> _Task description_
Where does the string "CONGLETON" appear in the records? Copy every line that contains it.
—————
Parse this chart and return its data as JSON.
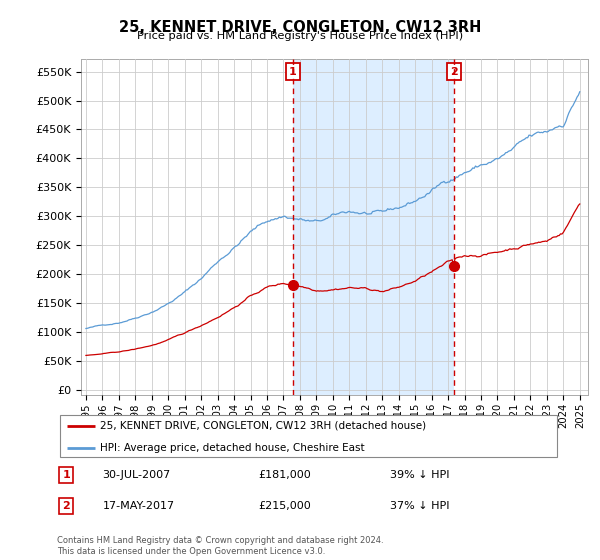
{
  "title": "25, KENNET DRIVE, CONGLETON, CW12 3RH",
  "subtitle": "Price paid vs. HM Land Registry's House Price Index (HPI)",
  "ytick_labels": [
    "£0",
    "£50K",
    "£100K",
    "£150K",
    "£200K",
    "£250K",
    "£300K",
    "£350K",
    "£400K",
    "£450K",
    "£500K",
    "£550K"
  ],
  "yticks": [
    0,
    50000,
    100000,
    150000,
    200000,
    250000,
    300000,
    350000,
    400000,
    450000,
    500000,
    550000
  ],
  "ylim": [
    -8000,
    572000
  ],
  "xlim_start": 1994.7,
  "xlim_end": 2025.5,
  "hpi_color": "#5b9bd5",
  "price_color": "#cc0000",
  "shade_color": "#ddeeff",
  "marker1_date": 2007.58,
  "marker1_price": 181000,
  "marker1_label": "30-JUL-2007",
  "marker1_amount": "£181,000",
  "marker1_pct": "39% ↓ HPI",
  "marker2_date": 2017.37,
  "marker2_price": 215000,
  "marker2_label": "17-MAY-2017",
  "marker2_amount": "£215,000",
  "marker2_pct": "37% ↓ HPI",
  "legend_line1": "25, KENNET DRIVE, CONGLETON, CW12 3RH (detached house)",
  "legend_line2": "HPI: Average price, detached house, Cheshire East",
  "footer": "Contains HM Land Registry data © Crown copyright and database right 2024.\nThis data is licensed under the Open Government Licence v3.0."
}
—————
> _Exercise answer_
  "title": "25, KENNET DRIVE, CONGLETON, CW12 3RH",
  "legend_line1": "25, KENNET DRIVE, CONGLETON, CW12 3RH (detached house)",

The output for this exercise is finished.